• _Task objective_:
Reproduce every line of the items below verbatim.

• _Extracted material_:
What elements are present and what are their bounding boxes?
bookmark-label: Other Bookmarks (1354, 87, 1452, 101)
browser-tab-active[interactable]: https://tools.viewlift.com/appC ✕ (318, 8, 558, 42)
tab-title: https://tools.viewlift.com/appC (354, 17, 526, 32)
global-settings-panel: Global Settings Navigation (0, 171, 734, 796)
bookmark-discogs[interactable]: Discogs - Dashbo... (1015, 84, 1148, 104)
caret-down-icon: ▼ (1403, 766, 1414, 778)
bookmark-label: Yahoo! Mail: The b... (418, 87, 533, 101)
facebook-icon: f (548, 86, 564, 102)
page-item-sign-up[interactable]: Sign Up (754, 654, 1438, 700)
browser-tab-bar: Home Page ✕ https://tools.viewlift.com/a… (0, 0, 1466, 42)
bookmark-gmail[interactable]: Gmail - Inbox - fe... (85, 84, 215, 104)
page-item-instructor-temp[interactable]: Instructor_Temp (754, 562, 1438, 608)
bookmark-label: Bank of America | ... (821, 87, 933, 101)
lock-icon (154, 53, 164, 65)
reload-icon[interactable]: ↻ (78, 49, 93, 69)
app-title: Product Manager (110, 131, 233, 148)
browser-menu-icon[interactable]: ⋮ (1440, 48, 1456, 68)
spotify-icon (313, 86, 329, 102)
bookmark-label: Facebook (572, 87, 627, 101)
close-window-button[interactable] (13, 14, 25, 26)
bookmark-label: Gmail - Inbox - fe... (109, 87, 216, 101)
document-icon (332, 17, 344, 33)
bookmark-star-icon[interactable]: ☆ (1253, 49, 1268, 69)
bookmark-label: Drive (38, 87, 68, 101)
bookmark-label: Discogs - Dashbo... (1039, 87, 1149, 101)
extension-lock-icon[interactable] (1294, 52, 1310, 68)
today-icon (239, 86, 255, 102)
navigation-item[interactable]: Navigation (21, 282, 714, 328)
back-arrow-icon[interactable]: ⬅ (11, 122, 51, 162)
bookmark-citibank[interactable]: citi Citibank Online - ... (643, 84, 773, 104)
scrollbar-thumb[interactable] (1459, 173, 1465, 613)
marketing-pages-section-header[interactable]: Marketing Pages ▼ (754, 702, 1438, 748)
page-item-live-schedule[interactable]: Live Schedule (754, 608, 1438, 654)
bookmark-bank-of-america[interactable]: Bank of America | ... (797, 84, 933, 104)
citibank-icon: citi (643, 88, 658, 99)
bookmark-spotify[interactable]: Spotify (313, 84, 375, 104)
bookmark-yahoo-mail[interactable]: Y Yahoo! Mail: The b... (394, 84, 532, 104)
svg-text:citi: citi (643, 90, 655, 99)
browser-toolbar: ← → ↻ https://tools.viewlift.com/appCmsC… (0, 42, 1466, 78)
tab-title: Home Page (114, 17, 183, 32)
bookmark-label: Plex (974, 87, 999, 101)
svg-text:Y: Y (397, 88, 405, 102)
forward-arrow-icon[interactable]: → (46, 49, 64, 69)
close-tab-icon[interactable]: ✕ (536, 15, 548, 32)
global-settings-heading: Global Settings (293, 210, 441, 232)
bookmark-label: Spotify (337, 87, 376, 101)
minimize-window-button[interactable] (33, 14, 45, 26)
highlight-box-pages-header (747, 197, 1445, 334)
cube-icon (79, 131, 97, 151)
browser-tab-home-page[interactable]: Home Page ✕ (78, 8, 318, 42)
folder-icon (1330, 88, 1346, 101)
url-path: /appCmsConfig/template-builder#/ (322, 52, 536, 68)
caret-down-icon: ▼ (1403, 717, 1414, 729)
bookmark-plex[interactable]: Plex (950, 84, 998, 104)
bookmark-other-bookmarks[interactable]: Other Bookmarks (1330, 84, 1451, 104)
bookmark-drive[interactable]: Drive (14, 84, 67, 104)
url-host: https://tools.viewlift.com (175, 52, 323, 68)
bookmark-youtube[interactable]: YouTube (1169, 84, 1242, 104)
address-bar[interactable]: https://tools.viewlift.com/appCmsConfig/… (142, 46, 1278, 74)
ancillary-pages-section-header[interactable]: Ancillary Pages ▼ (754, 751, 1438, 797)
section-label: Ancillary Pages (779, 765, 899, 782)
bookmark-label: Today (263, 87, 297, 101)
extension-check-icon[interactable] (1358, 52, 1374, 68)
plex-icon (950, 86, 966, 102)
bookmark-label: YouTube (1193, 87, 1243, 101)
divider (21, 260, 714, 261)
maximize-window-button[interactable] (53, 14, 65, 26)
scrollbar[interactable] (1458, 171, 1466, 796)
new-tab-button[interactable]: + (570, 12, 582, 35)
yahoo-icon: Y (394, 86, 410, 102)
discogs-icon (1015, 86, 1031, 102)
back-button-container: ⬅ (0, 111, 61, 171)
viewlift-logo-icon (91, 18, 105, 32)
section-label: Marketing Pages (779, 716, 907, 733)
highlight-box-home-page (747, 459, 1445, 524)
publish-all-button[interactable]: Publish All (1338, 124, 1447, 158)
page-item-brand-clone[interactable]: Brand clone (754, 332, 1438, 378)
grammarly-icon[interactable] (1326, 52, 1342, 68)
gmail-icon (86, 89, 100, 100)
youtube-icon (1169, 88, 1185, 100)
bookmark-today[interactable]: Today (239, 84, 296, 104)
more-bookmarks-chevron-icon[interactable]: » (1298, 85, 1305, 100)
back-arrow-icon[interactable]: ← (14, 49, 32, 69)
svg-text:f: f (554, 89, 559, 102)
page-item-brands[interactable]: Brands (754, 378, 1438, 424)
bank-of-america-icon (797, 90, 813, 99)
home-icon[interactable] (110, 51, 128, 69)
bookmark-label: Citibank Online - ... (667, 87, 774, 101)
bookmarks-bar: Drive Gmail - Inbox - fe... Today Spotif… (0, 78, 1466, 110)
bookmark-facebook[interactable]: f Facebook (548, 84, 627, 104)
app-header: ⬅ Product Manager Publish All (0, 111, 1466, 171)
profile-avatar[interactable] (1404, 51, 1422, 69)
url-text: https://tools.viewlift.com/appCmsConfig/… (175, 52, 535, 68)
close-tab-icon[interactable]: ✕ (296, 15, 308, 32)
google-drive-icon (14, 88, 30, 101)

• _Answer to the exercise_:
What elements are present and what are their bounding boxes?
bookmark-label: Other Bookmarks (1354, 87, 1452, 101)
browser-tab-active[interactable]: https://tools.viewlift.com/appC ✕ (318, 8, 558, 42)
tab-title: https://tools.viewlift.com/appC (354, 17, 526, 32)
global-settings-panel: Global Settings Navigation (0, 171, 734, 796)
bookmark-discogs[interactable]: Discogs - Dashbo... (1015, 84, 1148, 104)
caret-down-icon: ▼ (1403, 766, 1414, 778)
bookmark-label: Yahoo! Mail: The b... (418, 87, 533, 101)
facebook-icon: f (548, 86, 564, 102)
page-item-sign-up[interactable]: Sign Up (754, 654, 1438, 700)
browser-tab-bar: Home Page ✕ https://tools.viewlift.com/a… (0, 0, 1466, 42)
bookmark-gmail[interactable]: Gmail - Inbox - fe... (85, 84, 215, 104)
page-item-instructor-temp[interactable]: Instructor_Temp (754, 562, 1438, 608)
bookmark-label: Bank of America | ... (821, 87, 933, 101)
lock-icon (154, 53, 164, 65)
reload-icon[interactable]: ↻ (78, 49, 93, 69)
app-title: Product Manager (110, 131, 233, 148)
browser-menu-icon[interactable]: ⋮ (1440, 48, 1456, 68)
spotify-icon (313, 86, 329, 102)
bookmark-label: Facebook (572, 87, 627, 101)
close-window-button[interactable] (13, 14, 25, 26)
bookmark-label: Gmail - Inbox - fe... (109, 87, 216, 101)
document-icon (332, 17, 344, 33)
bookmark-star-icon[interactable]: ☆ (1253, 49, 1268, 69)
bookmark-label: Drive (38, 87, 68, 101)
bookmark-label: Discogs - Dashbo... (1039, 87, 1149, 101)
extension-lock-icon[interactable] (1294, 52, 1310, 68)
today-icon (239, 86, 255, 102)
navigation-item[interactable]: Navigation (21, 282, 714, 328)
back-arrow-icon[interactable]: ⬅ (11, 122, 51, 162)
bookmark-citibank[interactable]: citi Citibank Online - ... (643, 84, 773, 104)
scrollbar-thumb[interactable] (1459, 173, 1465, 613)
marketing-pages-section-header[interactable]: Marketing Pages ▼ (754, 702, 1438, 748)
page-item-live-schedule[interactable]: Live Schedule (754, 608, 1438, 654)
bookmark-bank-of-america[interactable]: Bank of America | ... (797, 84, 933, 104)
citibank-icon: citi (643, 88, 658, 99)
bookmark-spotify[interactable]: Spotify (313, 84, 375, 104)
bookmark-yahoo-mail[interactable]: Y Yahoo! Mail: The b... (394, 84, 532, 104)
svg-text:citi: citi (643, 90, 655, 99)
browser-toolbar: ← → ↻ https://tools.viewlift.com/appCmsC… (0, 42, 1466, 78)
tab-title: Home Page (114, 17, 183, 32)
bookmark-label: Plex (974, 87, 999, 101)
svg-text:Y: Y (397, 88, 405, 102)
forward-arrow-icon[interactable]: → (46, 49, 64, 69)
close-tab-icon[interactable]: ✕ (536, 15, 548, 32)
global-settings-heading: Global Settings (293, 210, 441, 232)
bookmark-label: Spotify (337, 87, 376, 101)
minimize-window-button[interactable] (33, 14, 45, 26)
highlight-box-pages-header (747, 197, 1445, 334)
cube-icon (79, 131, 97, 151)
browser-tab-home-page[interactable]: Home Page ✕ (78, 8, 318, 42)
folder-icon (1330, 88, 1346, 101)
url-path: /appCmsConfig/template-builder#/ (322, 52, 536, 68)
caret-down-icon: ▼ (1403, 717, 1414, 729)
bookmark-plex[interactable]: Plex (950, 84, 998, 104)
bookmark-other-bookmarks[interactable]: Other Bookmarks (1330, 84, 1451, 104)
bookmark-drive[interactable]: Drive (14, 84, 67, 104)
url-host: https://tools.viewlift.com (175, 52, 323, 68)
bookmark-youtube[interactable]: YouTube (1169, 84, 1242, 104)
address-bar[interactable]: https://tools.viewlift.com/appCmsConfig/… (142, 46, 1278, 74)
ancillary-pages-section-header[interactable]: Ancillary Pages ▼ (754, 751, 1438, 797)
section-label: Ancillary Pages (779, 765, 899, 782)
bookmark-label: Today (263, 87, 297, 101)
extension-check-icon[interactable] (1358, 52, 1374, 68)
plex-icon (950, 86, 966, 102)
bookmark-label: YouTube (1193, 87, 1243, 101)
divider (21, 260, 714, 261)
maximize-window-button[interactable] (53, 14, 65, 26)
scrollbar[interactable] (1458, 171, 1466, 796)
new-tab-button[interactable]: + (570, 12, 582, 35)
yahoo-icon: Y (394, 86, 410, 102)
discogs-icon (1015, 86, 1031, 102)
back-button-container: ⬅ (0, 111, 61, 171)
viewlift-logo-icon (91, 18, 105, 32)
section-label: Marketing Pages (779, 716, 907, 733)
highlight-box-home-page (747, 459, 1445, 524)
publish-all-button[interactable]: Publish All (1338, 124, 1447, 158)
page-item-brand-clone[interactable]: Brand clone (754, 332, 1438, 378)
grammarly-icon[interactable] (1326, 52, 1342, 68)
gmail-icon (86, 89, 100, 100)
youtube-icon (1169, 88, 1185, 100)
bookmark-today[interactable]: Today (239, 84, 296, 104)
more-bookmarks-chevron-icon[interactable]: » (1298, 85, 1305, 100)
back-arrow-icon[interactable]: ← (14, 49, 32, 69)
svg-text:f: f (554, 89, 559, 102)
page-item-brands[interactable]: Brands (754, 378, 1438, 424)
bank-of-america-icon (797, 90, 813, 99)
home-icon[interactable] (110, 51, 128, 69)
bookmark-label: Citibank Online - ... (667, 87, 774, 101)
bookmarks-bar: Drive Gmail - Inbox - fe... Today Spotif… (0, 78, 1466, 110)
bookmark-facebook[interactable]: f Facebook (548, 84, 627, 104)
app-header: ⬅ Product Manager Publish All (0, 111, 1466, 171)
profile-avatar[interactable] (1404, 51, 1422, 69)
url-text: https://tools.viewlift.com/appCmsConfig/… (175, 52, 535, 68)
close-tab-icon[interactable]: ✕ (296, 15, 308, 32)
google-drive-icon (14, 88, 30, 101)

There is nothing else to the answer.